Scan the data below and report how many lines include the word "relative". Nothing else is wanted.

----

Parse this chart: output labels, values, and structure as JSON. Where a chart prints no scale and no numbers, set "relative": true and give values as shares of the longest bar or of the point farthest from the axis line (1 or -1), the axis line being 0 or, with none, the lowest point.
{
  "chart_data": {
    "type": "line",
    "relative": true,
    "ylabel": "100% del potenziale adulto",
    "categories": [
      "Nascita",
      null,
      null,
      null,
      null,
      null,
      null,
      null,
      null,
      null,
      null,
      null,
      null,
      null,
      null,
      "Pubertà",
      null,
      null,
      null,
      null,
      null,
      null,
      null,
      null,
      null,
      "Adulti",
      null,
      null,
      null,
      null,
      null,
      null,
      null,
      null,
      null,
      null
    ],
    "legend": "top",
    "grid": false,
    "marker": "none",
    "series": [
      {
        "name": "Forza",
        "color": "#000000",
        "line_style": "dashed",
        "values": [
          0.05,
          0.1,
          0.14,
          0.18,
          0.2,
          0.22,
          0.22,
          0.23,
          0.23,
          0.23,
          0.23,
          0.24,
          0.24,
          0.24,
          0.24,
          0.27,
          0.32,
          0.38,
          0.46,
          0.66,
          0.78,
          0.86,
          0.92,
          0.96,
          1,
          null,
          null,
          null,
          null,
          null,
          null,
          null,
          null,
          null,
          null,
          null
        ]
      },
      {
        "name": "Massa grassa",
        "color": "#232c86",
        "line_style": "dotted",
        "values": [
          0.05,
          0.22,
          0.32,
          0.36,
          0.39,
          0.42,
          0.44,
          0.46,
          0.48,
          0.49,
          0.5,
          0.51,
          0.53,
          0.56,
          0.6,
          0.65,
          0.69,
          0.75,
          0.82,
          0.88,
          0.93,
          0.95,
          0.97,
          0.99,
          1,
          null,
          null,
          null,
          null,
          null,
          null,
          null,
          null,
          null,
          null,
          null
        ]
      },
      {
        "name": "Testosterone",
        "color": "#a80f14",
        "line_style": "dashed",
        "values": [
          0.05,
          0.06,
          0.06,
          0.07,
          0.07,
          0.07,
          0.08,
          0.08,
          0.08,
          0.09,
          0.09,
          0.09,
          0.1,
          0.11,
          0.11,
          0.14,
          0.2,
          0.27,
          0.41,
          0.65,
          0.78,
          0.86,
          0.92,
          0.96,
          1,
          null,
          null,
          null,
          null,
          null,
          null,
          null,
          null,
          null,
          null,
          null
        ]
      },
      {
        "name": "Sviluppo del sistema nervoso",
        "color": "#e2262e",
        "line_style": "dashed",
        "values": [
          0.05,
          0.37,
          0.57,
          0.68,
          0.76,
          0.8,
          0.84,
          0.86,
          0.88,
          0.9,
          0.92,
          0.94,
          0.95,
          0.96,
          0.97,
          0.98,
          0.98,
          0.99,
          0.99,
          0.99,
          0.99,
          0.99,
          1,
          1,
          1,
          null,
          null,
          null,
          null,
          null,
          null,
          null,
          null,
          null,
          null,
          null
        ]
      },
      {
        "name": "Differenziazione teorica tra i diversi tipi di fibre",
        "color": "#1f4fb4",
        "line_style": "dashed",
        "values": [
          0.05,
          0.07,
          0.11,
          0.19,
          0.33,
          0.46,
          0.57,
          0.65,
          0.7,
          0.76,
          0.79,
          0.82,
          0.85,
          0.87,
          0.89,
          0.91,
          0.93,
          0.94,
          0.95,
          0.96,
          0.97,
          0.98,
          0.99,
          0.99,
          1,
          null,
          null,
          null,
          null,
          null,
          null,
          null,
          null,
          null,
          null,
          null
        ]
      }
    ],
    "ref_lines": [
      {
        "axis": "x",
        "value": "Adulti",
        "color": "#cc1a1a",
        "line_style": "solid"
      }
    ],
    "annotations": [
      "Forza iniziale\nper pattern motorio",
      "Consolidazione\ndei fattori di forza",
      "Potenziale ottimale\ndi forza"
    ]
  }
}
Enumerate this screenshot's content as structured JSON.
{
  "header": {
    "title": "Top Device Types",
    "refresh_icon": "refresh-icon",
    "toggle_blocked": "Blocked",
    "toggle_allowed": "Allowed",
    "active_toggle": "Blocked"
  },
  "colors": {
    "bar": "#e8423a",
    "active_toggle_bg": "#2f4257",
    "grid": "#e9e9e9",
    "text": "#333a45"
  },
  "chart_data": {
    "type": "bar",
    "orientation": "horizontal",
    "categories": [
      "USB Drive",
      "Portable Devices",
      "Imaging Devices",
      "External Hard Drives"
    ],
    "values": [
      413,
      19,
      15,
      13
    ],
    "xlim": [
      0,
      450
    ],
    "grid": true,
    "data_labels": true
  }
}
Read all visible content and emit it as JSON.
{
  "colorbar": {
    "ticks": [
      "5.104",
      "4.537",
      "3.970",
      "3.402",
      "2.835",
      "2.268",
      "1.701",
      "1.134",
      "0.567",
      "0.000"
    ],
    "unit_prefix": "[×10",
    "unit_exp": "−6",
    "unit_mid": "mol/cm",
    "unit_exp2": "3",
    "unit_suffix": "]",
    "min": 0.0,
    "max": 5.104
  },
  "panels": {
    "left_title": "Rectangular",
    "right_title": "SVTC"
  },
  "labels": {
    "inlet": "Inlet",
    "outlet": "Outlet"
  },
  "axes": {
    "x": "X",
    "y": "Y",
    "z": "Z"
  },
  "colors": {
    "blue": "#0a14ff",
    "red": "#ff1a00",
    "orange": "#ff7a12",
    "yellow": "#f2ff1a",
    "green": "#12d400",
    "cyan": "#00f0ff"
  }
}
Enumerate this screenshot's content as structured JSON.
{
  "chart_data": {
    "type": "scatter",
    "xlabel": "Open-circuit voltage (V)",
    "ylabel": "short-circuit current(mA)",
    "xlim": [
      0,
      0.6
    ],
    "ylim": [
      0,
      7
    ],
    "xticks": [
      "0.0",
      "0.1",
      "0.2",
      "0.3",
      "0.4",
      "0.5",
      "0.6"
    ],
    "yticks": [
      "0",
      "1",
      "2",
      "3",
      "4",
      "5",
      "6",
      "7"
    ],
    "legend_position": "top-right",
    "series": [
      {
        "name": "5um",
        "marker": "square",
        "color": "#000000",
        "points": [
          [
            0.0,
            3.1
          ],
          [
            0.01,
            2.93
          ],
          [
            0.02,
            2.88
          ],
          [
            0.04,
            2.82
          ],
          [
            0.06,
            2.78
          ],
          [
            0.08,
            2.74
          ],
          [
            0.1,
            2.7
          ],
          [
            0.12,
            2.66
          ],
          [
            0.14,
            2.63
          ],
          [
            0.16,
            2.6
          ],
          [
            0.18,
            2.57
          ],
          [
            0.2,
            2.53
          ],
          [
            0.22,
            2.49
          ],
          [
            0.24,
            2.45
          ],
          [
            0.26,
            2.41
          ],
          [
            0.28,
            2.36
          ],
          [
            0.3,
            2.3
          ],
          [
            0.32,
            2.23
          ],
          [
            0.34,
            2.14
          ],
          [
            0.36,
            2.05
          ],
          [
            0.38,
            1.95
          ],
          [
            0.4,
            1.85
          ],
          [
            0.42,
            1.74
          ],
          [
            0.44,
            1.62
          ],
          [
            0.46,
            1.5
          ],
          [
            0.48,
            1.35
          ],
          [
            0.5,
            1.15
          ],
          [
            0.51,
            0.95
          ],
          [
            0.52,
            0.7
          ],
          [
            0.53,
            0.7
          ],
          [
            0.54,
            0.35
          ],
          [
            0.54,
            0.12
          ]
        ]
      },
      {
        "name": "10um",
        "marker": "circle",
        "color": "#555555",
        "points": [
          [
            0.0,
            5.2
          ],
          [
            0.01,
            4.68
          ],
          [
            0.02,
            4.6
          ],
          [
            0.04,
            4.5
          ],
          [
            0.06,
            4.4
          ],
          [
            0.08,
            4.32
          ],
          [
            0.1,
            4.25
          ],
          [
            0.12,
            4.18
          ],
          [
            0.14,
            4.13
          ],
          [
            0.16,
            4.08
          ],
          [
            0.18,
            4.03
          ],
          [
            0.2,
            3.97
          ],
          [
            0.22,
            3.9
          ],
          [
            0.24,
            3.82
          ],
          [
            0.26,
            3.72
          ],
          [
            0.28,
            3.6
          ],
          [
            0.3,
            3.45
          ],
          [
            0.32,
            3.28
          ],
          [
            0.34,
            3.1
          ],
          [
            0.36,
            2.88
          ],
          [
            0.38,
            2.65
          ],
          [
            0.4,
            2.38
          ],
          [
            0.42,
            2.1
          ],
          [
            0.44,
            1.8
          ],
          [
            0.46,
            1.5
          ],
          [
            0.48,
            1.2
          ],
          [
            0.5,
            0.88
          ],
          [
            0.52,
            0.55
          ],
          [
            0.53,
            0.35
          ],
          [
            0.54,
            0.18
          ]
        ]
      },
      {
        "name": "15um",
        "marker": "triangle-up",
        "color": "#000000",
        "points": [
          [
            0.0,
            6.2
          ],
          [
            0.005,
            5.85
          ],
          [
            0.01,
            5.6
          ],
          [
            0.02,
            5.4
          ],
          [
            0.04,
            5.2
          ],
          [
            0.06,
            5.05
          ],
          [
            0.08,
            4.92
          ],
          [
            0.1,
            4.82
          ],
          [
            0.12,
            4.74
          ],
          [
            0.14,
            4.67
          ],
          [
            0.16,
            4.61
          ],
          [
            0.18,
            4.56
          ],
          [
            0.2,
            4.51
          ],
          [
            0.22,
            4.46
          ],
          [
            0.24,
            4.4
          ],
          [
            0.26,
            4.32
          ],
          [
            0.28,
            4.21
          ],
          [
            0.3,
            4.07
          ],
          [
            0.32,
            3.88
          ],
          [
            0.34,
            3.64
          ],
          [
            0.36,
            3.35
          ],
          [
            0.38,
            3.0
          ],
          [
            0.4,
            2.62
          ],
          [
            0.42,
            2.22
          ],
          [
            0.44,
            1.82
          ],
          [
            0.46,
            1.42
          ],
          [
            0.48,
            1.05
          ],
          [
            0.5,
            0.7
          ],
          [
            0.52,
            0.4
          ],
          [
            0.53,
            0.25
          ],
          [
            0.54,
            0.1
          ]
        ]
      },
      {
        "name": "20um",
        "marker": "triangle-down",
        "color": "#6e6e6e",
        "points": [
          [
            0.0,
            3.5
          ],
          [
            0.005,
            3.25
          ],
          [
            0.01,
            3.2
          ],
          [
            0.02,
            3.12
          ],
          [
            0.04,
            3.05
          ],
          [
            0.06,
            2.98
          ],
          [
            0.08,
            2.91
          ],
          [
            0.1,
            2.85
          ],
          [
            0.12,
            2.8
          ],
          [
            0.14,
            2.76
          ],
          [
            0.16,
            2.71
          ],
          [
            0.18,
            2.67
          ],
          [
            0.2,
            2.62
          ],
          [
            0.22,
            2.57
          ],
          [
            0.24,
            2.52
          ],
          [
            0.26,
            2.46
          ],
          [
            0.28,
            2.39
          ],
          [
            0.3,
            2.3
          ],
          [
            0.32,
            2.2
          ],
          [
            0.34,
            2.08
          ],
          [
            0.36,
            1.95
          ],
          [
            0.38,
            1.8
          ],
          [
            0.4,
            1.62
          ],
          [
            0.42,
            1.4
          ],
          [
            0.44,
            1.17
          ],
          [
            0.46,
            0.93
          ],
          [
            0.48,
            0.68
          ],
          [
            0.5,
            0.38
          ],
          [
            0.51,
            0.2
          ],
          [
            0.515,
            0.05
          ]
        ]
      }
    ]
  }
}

----

- **Exercise solution**: 2